RECORDS SHOWN:
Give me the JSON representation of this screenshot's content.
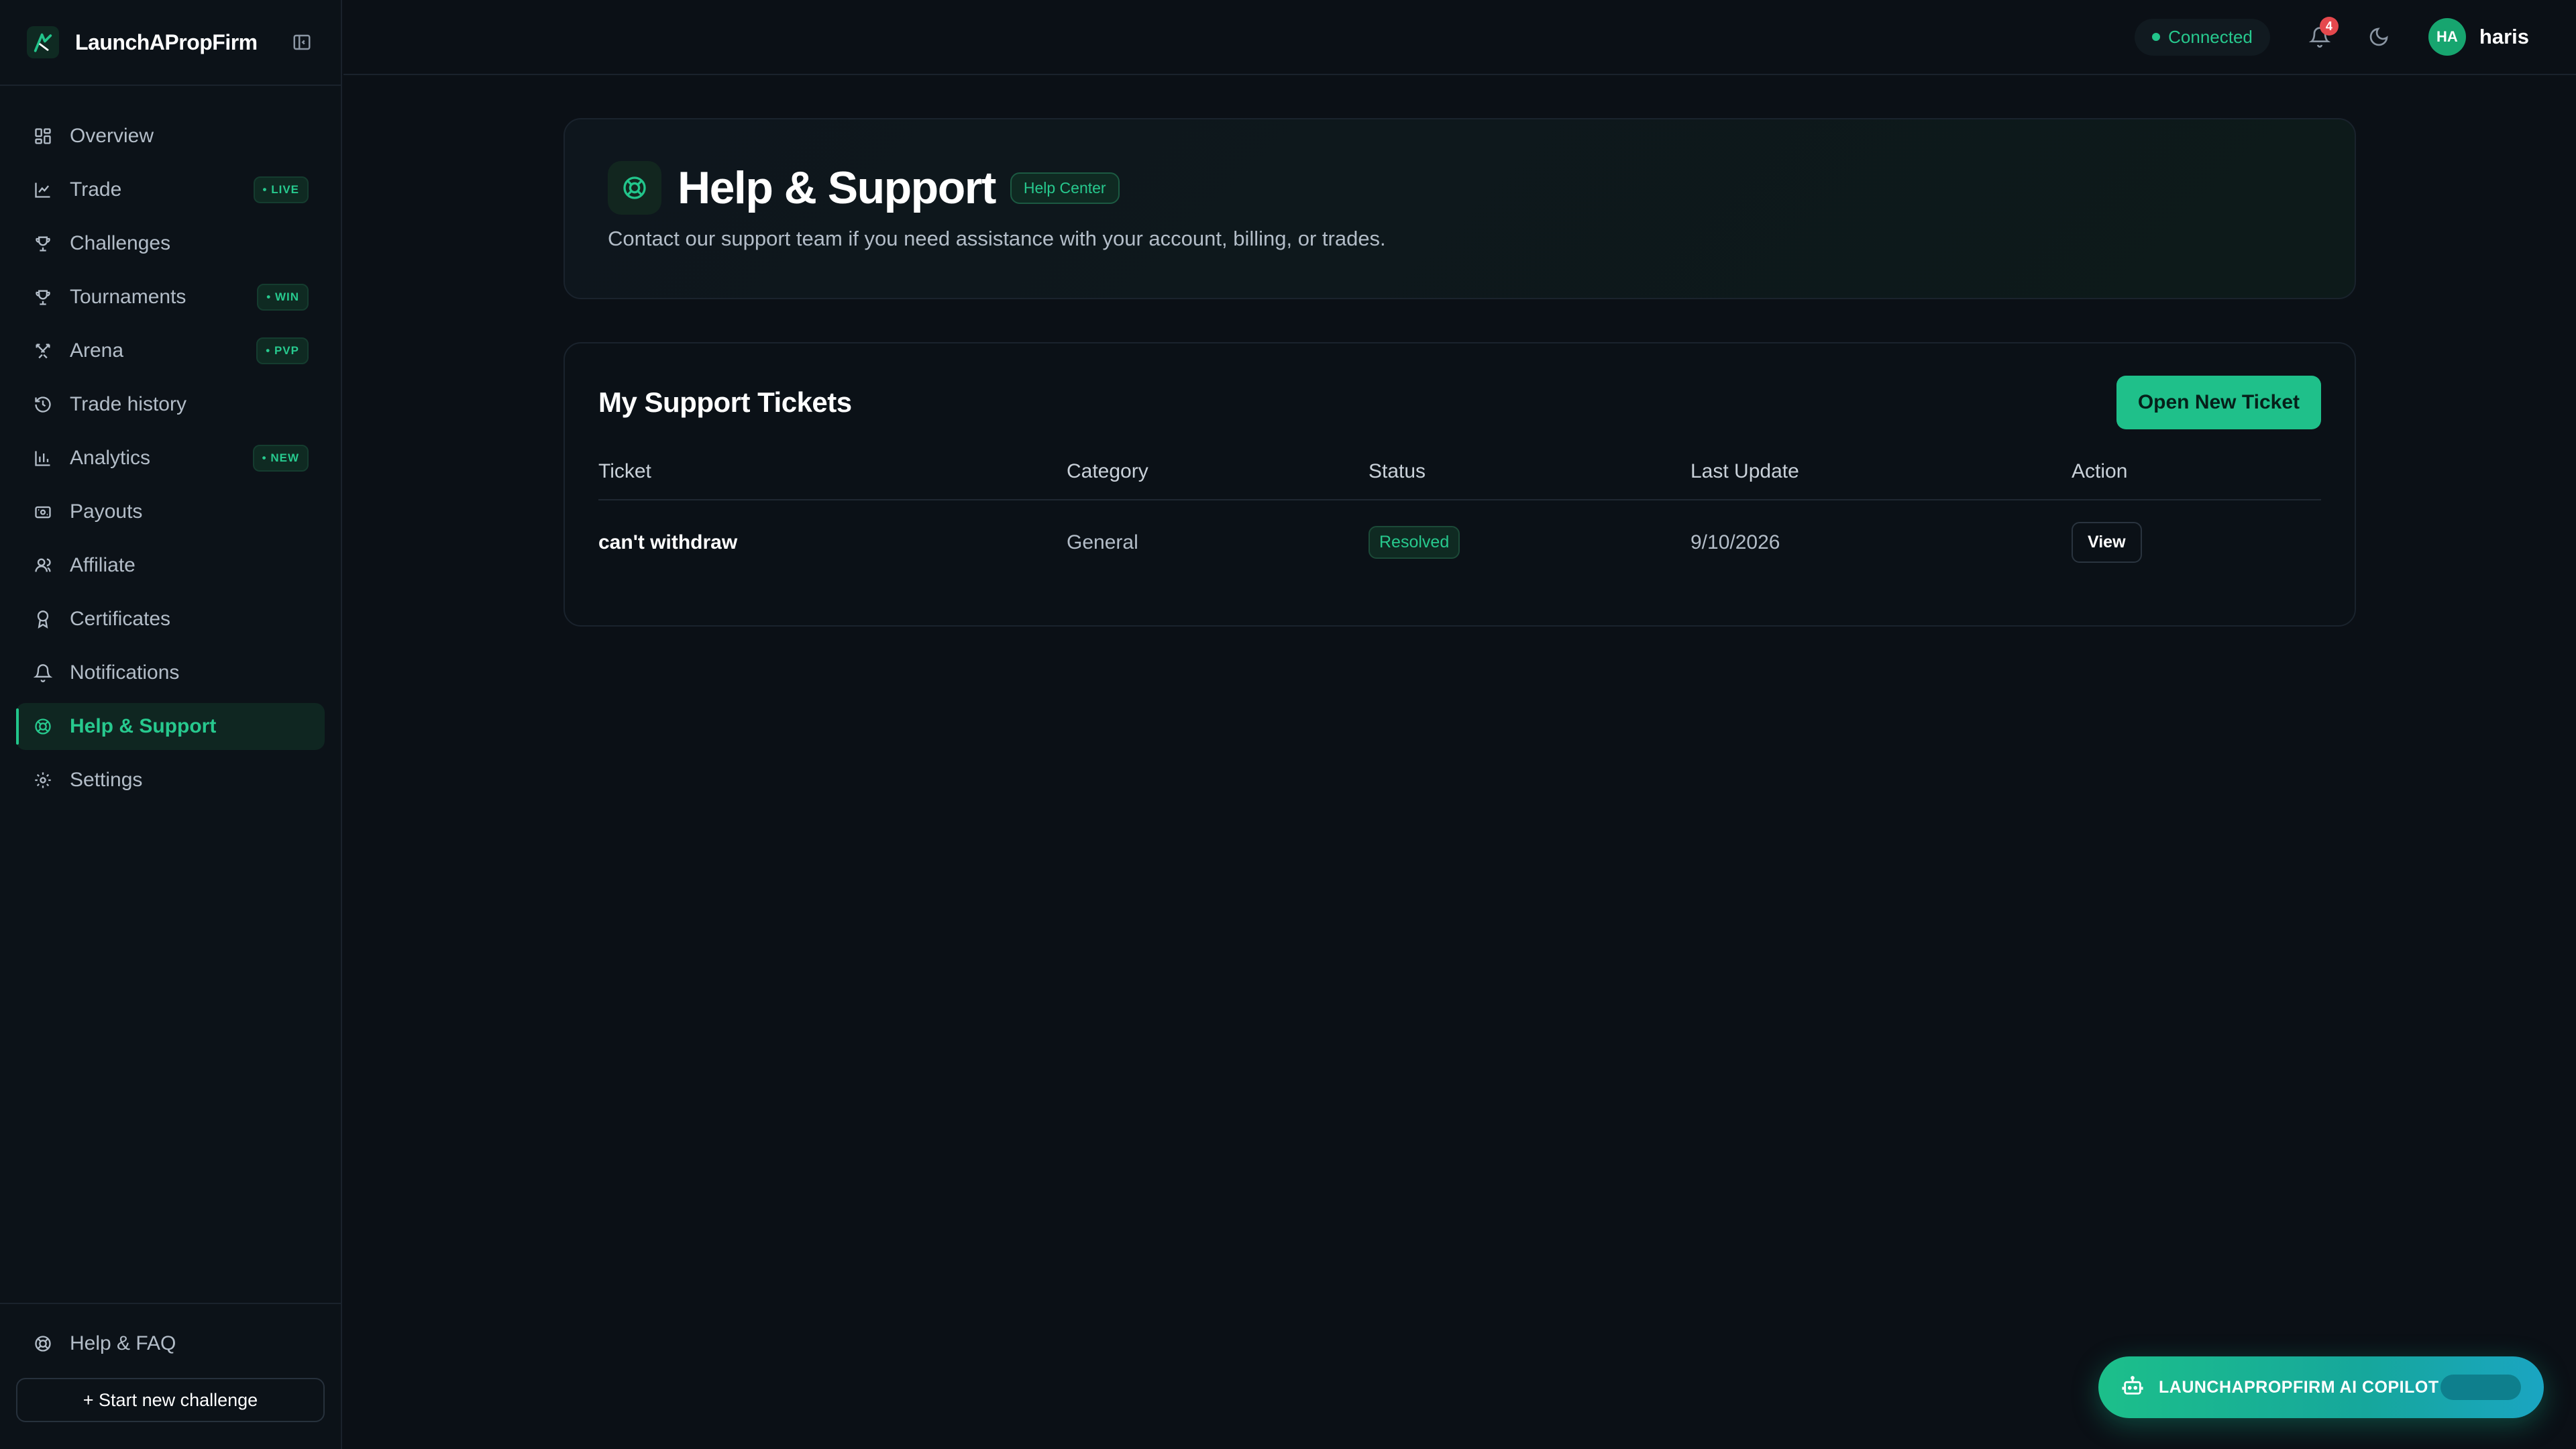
{
  "app": {
    "brand_name": "LaunchAPropFirm"
  },
  "sidebar": {
    "items": [
      {
        "label": "Overview",
        "icon": "grid-icon"
      },
      {
        "label": "Trade",
        "icon": "chart-icon",
        "badge": "• LIVE"
      },
      {
        "label": "Challenges",
        "icon": "trophy-icon"
      },
      {
        "label": "Tournaments",
        "icon": "trophy-icon",
        "badge": "• WIN"
      },
      {
        "label": "Arena",
        "icon": "swords-icon",
        "badge": "• PVP"
      },
      {
        "label": "Trade history",
        "icon": "history-icon"
      },
      {
        "label": "Analytics",
        "icon": "bar-chart-icon",
        "badge": "• NEW"
      },
      {
        "label": "Payouts",
        "icon": "wallet-icon"
      },
      {
        "label": "Affiliate",
        "icon": "users-icon"
      },
      {
        "label": "Certificates",
        "icon": "award-icon"
      },
      {
        "label": "Notifications",
        "icon": "bell-icon"
      },
      {
        "label": "Help & Support",
        "icon": "lifebuoy-icon",
        "active": true
      },
      {
        "label": "Settings",
        "icon": "gear-icon"
      }
    ],
    "help_faq": "Help & FAQ",
    "start_challenge": "+ Start new challenge"
  },
  "topbar": {
    "connection_status": "Connected",
    "notification_count": "4",
    "avatar_initials": "HA",
    "username": "haris"
  },
  "hero": {
    "title": "Help & Support",
    "tag": "Help Center",
    "subtitle": "Contact our support team if you need assistance with your account, billing, or trades."
  },
  "tickets": {
    "title": "My Support Tickets",
    "open_button": "Open New Ticket",
    "columns": [
      "Ticket",
      "Category",
      "Status",
      "Last Update",
      "Action"
    ],
    "rows": [
      {
        "ticket": "can't withdraw",
        "category": "General",
        "status": "Resolved",
        "last_update": "9/10/2026",
        "action": "View"
      }
    ]
  },
  "copilot": {
    "label": "LAUNCHAPROPFIRM AI COPILOT"
  },
  "colors": {
    "accent": "#22c58b",
    "background": "#0b1016",
    "notification_badge": "#e5484d"
  }
}
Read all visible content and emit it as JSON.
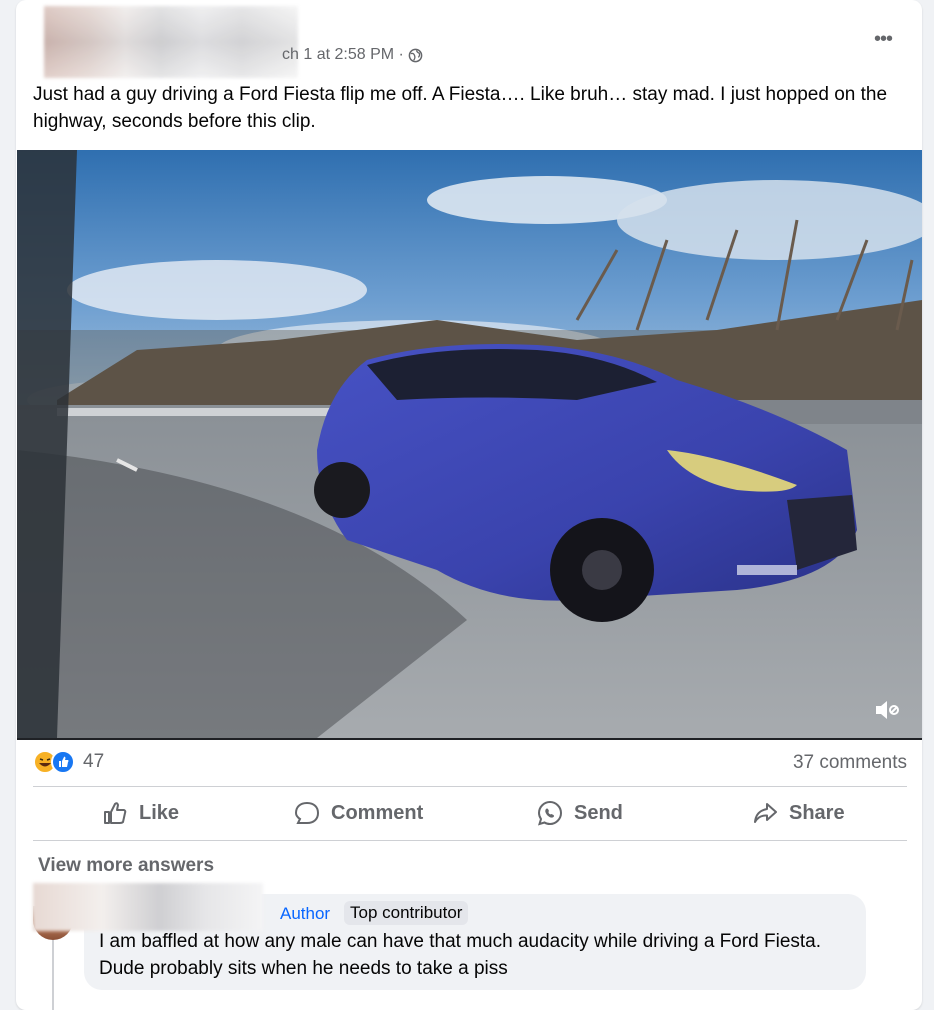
{
  "post": {
    "timestamp": "ch 1 at 2:58 PM ·",
    "text": "Just had a guy driving a Ford Fiesta flip me off. A Fiesta…. Like bruh… stay mad. I just hopped on the highway, seconds before this clip.",
    "more_label": "•••"
  },
  "stats": {
    "reaction_count": "47",
    "comments_count": "37 comments"
  },
  "actions": {
    "like": "Like",
    "comment": "Comment",
    "send": "Send",
    "share": "Share"
  },
  "comments": {
    "view_more": "View more answers",
    "author_label": "Author",
    "badge": "Top contributor",
    "text": "I am baffled at how any male can have that much audacity while driving a Ford Fiesta. Dude probably sits when he needs to take a piss"
  },
  "colors": {
    "accent": "#0866ff",
    "muted": "#65676b",
    "car": "#3d47b8"
  },
  "icons": [
    "globe-icon",
    "more-icon",
    "mute-icon",
    "haha-icon",
    "like-icon",
    "comment-icon",
    "send-icon",
    "share-icon"
  ]
}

PROBLEM REQUIREMENTS: Among the records above, find each line holding the string "Fiesta" and pull it out.

COMPLETED EXERCISE:
    "text": "Just had a guy driving a Ford Fiesta flip me off. A Fiesta…. Like bruh… stay mad. I just hopped on the highway, seconds before this clip.",
    "text": "I am baffled at how any male can have that much audacity while driving a Ford Fiesta. Dude probably sits when he needs to take a piss"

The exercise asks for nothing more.